Written request: Omit all pictures and give the records below again exactly as written.

═══ Provided data ═══

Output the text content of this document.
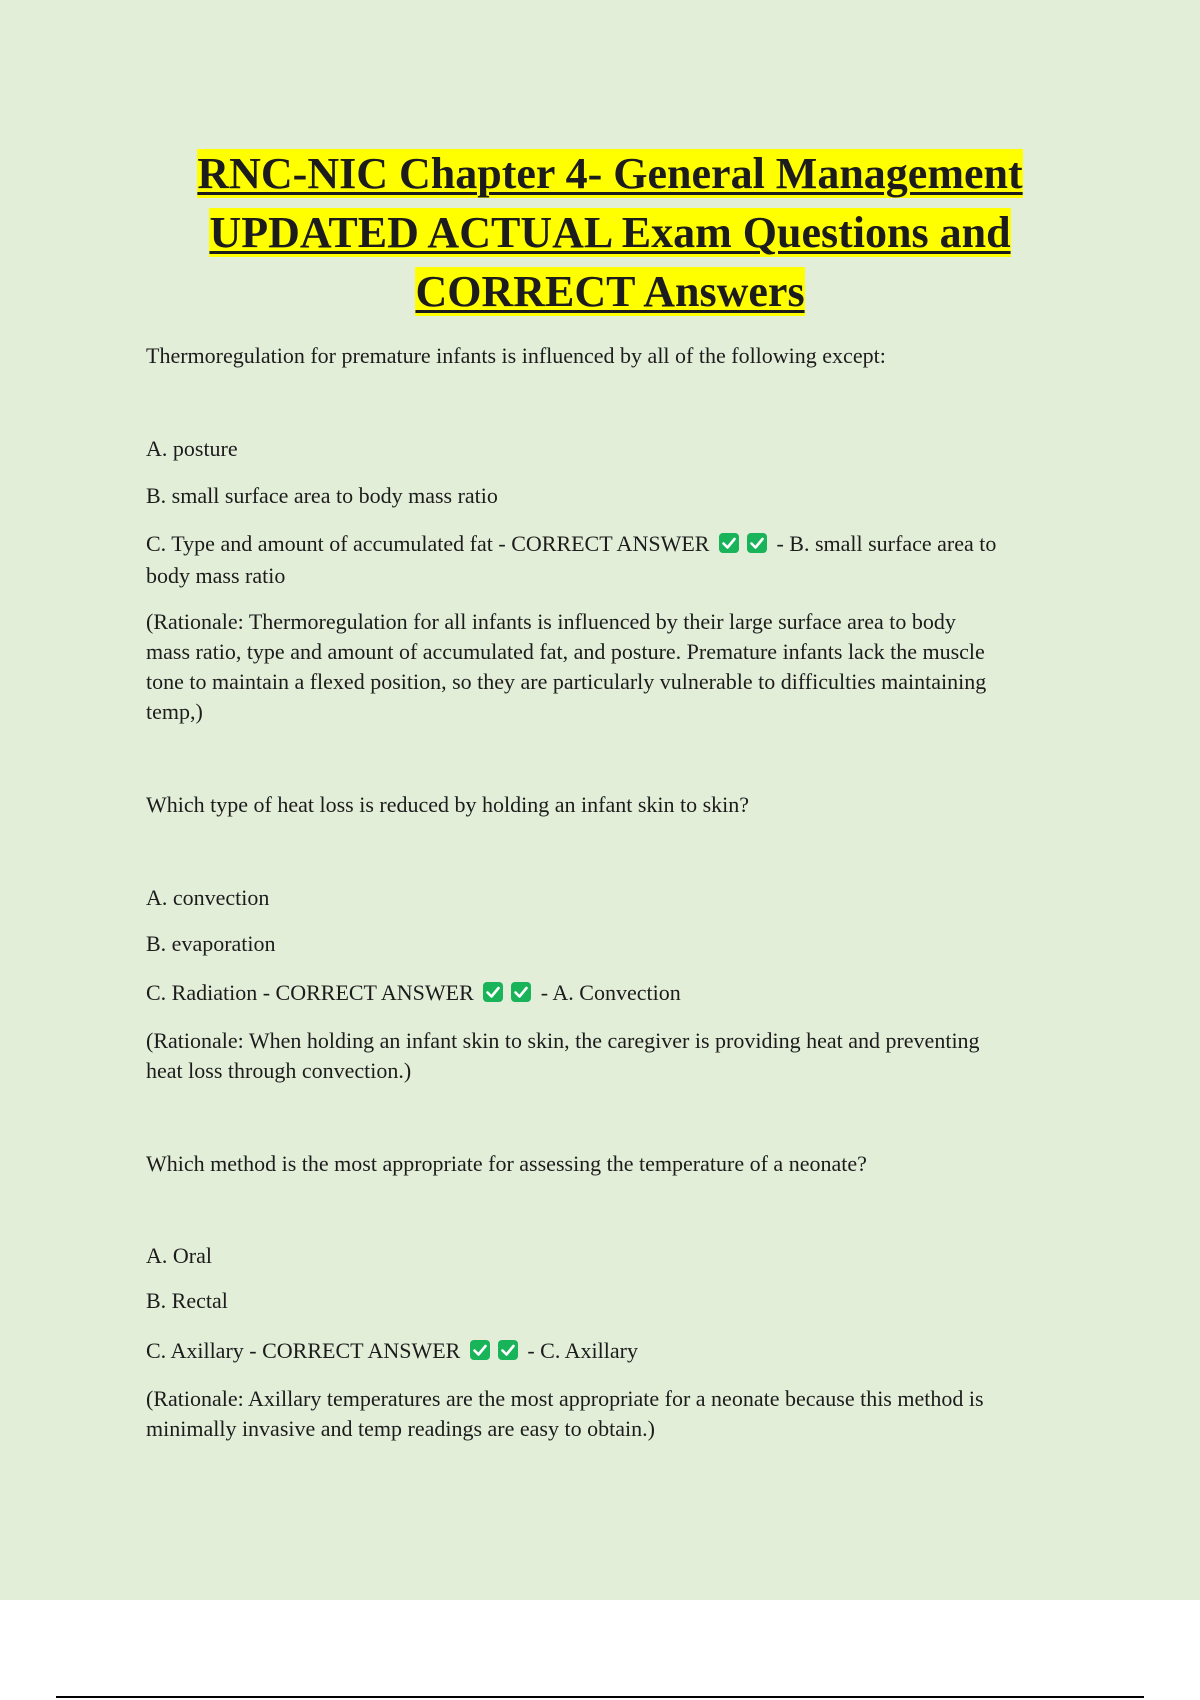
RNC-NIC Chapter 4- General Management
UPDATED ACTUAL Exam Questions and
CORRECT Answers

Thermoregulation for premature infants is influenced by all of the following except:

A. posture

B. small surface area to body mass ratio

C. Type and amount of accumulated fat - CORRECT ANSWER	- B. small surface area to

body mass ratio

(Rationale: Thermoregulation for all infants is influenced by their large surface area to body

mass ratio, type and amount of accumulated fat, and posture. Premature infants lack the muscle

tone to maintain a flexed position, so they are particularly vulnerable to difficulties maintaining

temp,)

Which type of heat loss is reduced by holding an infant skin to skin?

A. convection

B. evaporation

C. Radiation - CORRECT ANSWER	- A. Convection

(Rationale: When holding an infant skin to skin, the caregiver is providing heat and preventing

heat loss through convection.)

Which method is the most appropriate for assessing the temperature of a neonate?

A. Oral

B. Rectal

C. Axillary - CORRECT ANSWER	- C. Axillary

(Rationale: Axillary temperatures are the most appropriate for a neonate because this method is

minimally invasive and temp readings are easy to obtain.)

═══

Task response:
Output the text content of this document.
RNC-NIC Chapter 4- General Management
UPDATED ACTUAL Exam Questions and
CORRECT Answers

Thermoregulation for premature infants is influenced by all of the following except:

A. posture

B. small surface area to body mass ratio

C. Type and amount of accumulated fat - CORRECT ANSWER	- B. small surface area to

body mass ratio

(Rationale: Thermoregulation for all infants is influenced by their large surface area to body

mass ratio, type and amount of accumulated fat, and posture. Premature infants lack the muscle

tone to maintain a flexed position, so they are particularly vulnerable to difficulties maintaining

temp,)

Which type of heat loss is reduced by holding an infant skin to skin?

A. convection

B. evaporation

C. Radiation - CORRECT ANSWER	- A. Convection

(Rationale: When holding an infant skin to skin, the caregiver is providing heat and preventing

heat loss through convection.)

Which method is the most appropriate for assessing the temperature of a neonate?

A. Oral

B. Rectal

C. Axillary - CORRECT ANSWER	- C. Axillary

(Rationale: Axillary temperatures are the most appropriate for a neonate because this method is

minimally invasive and temp readings are easy to obtain.)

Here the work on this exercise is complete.